## Required task:
Extract from the listing each line in which the word "Яхина" appears.

## Source data:
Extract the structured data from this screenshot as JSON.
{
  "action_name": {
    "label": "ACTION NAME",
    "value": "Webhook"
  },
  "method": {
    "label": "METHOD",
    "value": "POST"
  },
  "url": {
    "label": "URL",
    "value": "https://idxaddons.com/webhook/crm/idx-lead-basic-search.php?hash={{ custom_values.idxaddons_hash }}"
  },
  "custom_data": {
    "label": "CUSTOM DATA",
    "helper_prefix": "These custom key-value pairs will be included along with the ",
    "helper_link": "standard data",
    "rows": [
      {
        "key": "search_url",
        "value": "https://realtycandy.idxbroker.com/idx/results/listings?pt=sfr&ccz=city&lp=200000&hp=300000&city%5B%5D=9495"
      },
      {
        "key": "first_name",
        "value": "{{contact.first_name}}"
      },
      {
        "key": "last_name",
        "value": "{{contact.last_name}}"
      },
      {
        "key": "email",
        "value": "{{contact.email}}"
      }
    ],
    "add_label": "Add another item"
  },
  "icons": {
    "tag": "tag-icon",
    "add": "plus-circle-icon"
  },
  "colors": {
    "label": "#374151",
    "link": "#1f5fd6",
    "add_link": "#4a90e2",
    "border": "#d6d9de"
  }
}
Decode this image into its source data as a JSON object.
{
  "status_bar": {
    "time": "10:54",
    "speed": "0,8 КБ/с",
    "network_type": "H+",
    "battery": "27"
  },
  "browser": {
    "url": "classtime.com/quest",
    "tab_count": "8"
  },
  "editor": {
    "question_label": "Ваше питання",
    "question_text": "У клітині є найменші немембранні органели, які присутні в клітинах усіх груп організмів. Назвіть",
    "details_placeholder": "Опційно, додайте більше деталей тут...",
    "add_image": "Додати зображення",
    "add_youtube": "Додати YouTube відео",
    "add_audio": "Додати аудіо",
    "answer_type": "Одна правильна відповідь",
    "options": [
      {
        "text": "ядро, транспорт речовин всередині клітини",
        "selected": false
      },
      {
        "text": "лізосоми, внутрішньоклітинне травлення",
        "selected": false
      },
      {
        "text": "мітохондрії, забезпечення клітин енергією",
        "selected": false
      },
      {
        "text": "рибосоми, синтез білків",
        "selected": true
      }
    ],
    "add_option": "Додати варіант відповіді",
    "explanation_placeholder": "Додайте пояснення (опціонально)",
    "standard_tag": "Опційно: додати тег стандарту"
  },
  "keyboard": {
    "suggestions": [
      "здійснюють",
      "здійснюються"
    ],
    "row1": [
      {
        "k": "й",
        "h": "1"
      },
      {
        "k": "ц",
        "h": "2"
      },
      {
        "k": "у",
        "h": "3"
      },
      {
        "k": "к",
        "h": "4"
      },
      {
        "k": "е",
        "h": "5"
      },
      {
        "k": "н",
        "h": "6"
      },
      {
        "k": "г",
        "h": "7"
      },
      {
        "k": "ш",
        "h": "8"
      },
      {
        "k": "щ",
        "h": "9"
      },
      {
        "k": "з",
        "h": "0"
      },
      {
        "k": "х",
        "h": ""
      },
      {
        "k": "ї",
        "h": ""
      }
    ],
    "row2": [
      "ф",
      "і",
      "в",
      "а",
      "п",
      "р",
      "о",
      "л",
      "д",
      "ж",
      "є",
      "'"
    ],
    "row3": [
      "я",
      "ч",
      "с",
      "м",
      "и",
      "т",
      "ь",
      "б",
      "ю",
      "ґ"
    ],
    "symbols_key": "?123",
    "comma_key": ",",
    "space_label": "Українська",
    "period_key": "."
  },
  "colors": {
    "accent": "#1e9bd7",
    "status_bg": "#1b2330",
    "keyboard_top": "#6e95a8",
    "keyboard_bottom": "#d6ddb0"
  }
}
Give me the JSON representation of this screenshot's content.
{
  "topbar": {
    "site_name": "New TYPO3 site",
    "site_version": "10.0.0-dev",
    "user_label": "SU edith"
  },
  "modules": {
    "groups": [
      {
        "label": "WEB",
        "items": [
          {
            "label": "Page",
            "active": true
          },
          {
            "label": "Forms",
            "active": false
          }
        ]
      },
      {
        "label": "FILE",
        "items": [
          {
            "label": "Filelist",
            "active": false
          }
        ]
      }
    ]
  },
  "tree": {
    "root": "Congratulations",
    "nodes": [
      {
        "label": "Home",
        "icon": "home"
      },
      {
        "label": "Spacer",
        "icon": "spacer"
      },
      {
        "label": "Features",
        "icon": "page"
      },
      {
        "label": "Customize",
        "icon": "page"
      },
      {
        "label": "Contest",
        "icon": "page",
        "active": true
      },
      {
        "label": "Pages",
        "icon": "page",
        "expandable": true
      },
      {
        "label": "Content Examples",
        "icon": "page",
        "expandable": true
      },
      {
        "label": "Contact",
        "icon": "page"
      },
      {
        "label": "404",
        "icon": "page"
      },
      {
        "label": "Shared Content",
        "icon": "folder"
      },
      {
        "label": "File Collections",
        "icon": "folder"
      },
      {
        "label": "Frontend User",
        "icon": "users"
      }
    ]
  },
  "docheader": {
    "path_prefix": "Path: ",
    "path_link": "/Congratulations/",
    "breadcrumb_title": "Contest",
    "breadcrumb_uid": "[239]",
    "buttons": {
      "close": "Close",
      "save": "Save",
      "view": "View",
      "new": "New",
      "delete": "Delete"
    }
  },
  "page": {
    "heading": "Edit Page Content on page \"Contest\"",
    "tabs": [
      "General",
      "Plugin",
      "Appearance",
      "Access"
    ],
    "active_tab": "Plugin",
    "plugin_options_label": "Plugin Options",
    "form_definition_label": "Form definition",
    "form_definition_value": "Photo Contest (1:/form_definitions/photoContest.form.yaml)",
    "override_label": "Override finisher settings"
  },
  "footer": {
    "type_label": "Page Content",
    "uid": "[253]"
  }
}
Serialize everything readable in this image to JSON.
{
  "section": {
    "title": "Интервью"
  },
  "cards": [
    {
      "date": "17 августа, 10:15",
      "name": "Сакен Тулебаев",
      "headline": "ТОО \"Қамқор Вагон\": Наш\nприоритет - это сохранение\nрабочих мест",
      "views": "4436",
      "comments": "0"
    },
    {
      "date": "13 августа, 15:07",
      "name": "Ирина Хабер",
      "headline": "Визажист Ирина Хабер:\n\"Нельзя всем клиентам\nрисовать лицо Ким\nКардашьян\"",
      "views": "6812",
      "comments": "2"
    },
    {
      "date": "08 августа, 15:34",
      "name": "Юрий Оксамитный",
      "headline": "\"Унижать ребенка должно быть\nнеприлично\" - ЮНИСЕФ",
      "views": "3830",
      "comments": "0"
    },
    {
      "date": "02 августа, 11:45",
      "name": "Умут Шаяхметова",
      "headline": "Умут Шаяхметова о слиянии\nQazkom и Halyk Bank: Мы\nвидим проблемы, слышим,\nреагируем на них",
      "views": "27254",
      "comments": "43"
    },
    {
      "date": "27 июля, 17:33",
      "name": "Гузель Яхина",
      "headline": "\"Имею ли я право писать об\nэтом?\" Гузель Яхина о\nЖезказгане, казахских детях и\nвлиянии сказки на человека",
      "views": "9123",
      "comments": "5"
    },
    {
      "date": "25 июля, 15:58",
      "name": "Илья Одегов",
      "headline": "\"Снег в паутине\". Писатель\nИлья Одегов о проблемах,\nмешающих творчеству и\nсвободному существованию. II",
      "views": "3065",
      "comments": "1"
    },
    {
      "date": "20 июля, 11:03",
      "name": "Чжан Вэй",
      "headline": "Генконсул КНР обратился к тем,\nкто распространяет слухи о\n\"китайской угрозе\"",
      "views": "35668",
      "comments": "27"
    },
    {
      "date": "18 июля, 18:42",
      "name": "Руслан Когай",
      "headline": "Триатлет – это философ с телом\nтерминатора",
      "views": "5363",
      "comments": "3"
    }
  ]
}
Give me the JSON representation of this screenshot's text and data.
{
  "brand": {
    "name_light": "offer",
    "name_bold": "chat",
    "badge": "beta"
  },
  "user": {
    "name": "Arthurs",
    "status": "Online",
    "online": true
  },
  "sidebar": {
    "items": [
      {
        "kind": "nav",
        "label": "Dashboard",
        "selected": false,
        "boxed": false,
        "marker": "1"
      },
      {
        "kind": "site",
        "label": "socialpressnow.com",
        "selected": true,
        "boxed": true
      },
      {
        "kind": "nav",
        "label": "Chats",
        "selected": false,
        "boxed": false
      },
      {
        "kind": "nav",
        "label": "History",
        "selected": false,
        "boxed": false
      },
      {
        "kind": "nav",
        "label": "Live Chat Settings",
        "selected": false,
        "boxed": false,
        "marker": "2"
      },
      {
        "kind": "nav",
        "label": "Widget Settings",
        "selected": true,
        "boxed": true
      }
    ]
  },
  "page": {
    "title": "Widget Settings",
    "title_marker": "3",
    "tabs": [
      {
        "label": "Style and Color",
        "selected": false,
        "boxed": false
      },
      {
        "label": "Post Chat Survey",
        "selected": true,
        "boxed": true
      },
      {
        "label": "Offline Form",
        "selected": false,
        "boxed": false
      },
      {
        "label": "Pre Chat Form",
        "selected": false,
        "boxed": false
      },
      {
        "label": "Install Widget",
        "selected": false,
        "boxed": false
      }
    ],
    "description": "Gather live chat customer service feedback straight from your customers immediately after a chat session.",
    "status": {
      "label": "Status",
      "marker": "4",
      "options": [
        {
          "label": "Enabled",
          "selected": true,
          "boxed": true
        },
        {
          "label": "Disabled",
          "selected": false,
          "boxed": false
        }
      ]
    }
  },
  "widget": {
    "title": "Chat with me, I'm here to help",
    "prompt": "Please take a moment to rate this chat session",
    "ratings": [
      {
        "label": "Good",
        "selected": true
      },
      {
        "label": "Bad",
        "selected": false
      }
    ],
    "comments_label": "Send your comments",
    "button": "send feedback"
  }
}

## Task solution:
      "name": "Гузель Яхина",
      "headline": "\"Имею ли я право писать об\nэтом?\" Гузель Яхина о\nЖезказгане, казахских детях и\nвлиянии сказки на человека",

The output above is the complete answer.